[Items listed in a dataset]
········

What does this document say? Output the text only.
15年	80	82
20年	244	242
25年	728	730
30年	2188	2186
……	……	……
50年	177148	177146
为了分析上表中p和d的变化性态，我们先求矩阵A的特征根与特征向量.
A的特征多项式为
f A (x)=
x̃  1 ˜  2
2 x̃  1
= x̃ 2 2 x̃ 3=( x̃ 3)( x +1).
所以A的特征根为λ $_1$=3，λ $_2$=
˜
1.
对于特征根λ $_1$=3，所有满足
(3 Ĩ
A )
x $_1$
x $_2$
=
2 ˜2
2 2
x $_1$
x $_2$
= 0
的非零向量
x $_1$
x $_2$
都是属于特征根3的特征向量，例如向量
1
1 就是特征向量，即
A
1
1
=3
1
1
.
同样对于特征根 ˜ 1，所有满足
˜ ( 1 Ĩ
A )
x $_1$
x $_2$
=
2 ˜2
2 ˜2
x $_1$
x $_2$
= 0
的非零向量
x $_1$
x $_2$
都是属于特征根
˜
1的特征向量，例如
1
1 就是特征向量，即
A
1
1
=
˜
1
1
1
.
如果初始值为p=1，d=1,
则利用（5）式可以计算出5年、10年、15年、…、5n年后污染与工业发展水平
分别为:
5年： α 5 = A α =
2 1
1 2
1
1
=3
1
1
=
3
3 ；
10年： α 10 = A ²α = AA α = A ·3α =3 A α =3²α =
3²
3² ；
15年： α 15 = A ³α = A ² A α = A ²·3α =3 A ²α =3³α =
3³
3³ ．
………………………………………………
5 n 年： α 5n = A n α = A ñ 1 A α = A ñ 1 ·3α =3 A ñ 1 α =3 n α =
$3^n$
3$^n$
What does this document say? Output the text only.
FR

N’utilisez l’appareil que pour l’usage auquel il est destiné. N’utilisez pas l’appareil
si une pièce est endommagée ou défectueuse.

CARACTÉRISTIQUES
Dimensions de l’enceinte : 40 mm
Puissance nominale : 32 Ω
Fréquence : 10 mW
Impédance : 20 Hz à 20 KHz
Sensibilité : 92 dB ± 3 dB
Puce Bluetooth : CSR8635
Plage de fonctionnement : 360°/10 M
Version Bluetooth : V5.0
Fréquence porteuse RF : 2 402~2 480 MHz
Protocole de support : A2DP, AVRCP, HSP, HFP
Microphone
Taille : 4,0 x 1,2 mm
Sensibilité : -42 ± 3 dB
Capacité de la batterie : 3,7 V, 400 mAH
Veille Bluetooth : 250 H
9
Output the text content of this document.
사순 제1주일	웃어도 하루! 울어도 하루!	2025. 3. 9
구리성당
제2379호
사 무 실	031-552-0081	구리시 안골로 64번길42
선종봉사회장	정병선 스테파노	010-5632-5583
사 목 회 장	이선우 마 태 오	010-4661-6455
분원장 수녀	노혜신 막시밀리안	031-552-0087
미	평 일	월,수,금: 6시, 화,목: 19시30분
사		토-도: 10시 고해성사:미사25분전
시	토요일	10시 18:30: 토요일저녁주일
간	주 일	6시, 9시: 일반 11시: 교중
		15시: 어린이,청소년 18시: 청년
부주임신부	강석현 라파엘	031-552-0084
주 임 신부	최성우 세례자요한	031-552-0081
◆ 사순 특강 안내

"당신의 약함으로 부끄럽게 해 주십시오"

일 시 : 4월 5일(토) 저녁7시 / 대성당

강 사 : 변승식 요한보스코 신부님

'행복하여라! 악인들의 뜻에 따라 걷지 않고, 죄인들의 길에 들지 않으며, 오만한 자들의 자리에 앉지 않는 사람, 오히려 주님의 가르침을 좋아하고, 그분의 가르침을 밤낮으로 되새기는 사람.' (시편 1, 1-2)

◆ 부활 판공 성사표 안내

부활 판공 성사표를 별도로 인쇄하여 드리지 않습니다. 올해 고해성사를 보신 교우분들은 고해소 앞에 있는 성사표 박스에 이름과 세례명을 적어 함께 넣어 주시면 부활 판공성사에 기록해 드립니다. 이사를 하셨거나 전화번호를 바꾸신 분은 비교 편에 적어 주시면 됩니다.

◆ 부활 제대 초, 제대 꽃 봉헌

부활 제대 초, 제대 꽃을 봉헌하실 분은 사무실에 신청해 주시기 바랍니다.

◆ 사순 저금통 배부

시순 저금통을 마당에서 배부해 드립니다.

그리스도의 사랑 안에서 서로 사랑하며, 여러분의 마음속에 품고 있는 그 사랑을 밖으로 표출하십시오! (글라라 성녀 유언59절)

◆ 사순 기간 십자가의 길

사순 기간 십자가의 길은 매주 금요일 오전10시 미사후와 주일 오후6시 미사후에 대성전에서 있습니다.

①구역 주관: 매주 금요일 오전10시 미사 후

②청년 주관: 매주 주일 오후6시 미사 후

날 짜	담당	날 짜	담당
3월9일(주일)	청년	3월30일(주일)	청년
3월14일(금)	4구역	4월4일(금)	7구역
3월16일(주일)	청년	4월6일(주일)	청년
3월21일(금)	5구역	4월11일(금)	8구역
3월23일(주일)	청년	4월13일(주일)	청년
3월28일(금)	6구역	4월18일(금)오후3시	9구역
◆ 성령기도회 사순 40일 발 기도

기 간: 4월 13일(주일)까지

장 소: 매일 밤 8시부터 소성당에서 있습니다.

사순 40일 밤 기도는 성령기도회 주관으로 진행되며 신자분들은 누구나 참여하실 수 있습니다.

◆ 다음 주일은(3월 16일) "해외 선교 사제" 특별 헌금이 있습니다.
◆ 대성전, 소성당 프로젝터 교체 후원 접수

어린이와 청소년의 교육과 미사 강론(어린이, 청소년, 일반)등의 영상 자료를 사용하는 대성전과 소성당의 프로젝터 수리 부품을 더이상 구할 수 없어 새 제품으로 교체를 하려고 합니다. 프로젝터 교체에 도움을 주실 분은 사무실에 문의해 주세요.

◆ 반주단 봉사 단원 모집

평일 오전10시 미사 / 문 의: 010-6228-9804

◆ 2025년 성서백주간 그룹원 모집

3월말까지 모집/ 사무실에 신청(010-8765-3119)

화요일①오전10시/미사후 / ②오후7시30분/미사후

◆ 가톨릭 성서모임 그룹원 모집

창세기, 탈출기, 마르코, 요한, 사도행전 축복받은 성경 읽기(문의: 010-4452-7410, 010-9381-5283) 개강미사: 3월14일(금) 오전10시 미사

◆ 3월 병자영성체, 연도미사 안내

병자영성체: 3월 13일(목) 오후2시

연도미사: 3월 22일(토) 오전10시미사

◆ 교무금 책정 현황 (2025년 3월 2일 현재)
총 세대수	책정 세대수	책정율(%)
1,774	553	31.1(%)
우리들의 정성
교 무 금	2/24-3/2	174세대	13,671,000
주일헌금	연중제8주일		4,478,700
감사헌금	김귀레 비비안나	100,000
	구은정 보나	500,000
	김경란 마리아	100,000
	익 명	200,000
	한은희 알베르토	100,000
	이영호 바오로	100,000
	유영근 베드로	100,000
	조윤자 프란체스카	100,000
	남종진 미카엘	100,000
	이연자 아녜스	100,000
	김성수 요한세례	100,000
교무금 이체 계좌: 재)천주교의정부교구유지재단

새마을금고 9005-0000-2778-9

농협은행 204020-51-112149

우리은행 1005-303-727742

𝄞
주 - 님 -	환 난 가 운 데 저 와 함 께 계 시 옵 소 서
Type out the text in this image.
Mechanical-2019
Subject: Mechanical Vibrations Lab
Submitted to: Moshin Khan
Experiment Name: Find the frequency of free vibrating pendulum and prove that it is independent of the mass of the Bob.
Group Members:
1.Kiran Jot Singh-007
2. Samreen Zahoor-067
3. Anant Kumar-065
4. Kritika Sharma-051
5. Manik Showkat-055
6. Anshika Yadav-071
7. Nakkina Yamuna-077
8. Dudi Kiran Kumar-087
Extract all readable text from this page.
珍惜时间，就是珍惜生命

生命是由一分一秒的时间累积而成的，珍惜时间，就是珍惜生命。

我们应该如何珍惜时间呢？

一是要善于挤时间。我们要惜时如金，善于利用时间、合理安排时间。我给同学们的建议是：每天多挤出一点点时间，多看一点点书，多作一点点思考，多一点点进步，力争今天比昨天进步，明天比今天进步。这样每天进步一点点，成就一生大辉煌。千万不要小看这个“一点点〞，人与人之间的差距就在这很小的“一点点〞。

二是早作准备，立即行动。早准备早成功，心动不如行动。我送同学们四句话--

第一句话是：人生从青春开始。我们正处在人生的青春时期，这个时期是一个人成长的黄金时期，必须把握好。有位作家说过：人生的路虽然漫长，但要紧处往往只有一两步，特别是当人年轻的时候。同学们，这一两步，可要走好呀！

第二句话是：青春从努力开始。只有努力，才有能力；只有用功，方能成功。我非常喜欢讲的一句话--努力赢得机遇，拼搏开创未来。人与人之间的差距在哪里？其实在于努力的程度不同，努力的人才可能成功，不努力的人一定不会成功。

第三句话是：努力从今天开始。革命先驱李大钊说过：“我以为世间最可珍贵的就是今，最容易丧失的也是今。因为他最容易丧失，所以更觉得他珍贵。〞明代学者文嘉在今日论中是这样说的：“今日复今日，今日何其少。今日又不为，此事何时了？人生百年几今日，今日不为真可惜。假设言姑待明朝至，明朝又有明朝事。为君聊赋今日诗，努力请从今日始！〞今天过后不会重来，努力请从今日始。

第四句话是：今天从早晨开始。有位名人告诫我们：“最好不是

········

> [INSTRUCTIONS TO FOLLOW]: Your task is to output exactly the lines running from the one with "Type out the text in this image." through the final line of the material above, with both ends included.

> [SOLUTION BELOW]:
Type out the text in this image.
Mechanical-2019
Subject: Mechanical Vibrations Lab
Submitted to: Moshin Khan
Experiment Name: Find the frequency of free vibrating pendulum and prove that it is independent of the mass of the Bob.
Group Members:
1.Kiran Jot Singh-007
2. Samreen Zahoor-067
3. Anant Kumar-065
4. Kritika Sharma-051
5. Manik Showkat-055
6. Anshika Yadav-071
7. Nakkina Yamuna-077
8. Dudi Kiran Kumar-087
Extract all readable text from this page.
珍惜时间，就是珍惜生命

生命是由一分一秒的时间累积而成的，珍惜时间，就是珍惜生命。

我们应该如何珍惜时间呢？

一是要善于挤时间。我们要惜时如金，善于利用时间、合理安排时间。我给同学们的建议是：每天多挤出一点点时间，多看一点点书，多作一点点思考，多一点点进步，力争今天比昨天进步，明天比今天进步。这样每天进步一点点，成就一生大辉煌。千万不要小看这个“一点点〞，人与人之间的差距就在这很小的“一点点〞。

二是早作准备，立即行动。早准备早成功，心动不如行动。我送同学们四句话--

第一句话是：人生从青春开始。我们正处在人生的青春时期，这个时期是一个人成长的黄金时期，必须把握好。有位作家说过：人生的路虽然漫长，但要紧处往往只有一两步，特别是当人年轻的时候。同学们，这一两步，可要走好呀！

第二句话是：青春从努力开始。只有努力，才有能力；只有用功，方能成功。我非常喜欢讲的一句话--努力赢得机遇，拼搏开创未来。人与人之间的差距在哪里？其实在于努力的程度不同，努力的人才可能成功，不努力的人一定不会成功。

第三句话是：努力从今天开始。革命先驱李大钊说过：“我以为世间最可珍贵的就是今，最容易丧失的也是今。因为他最容易丧失，所以更觉得他珍贵。〞明代学者文嘉在今日论中是这样说的：“今日复今日，今日何其少。今日又不为，此事何时了？人生百年几今日，今日不为真可惜。假设言姑待明朝至，明朝又有明朝事。为君聊赋今日诗，努力请从今日始！〞今天过后不会重来，努力请从今日始。

第四句话是：今天从早晨开始。有位名人告诫我们：“最好不是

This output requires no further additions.